(Dataset items)

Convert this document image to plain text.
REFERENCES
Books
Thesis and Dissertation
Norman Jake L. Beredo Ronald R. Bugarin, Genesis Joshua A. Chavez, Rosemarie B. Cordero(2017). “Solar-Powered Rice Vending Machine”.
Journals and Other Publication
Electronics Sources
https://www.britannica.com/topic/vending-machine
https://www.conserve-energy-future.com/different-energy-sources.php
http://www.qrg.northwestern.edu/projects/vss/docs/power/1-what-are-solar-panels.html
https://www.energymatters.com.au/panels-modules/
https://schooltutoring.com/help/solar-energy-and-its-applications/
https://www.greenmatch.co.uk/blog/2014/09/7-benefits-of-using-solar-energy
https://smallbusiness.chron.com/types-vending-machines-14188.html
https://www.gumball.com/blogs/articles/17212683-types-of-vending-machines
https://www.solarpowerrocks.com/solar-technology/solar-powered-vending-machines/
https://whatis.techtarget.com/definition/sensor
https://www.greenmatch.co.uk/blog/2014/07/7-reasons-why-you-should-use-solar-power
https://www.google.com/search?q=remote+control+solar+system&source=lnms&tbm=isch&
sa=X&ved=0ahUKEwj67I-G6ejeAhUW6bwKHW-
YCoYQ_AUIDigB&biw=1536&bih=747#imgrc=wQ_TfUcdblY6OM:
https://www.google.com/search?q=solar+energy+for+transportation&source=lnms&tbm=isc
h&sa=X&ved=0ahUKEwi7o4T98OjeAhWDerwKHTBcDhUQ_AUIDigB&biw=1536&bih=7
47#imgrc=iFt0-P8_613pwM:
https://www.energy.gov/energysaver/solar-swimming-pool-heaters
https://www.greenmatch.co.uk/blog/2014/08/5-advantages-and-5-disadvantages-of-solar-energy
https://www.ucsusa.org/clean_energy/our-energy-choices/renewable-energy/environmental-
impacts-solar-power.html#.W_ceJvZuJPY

_WORK INSTRUCTION_
Find each line of the data above that holds the word "greenmatch", then copy it.

_EXERCISE OUTPUT_
https://www.greenmatch.co.uk/blog/2014/09/7-benefits-of-using-solar-energy
https://www.greenmatch.co.uk/blog/2014/07/7-reasons-why-you-should-use-solar-power
https://www.greenmatch.co.uk/blog/2014/08/5-advantages-and-5-disadvantages-of-solar-energy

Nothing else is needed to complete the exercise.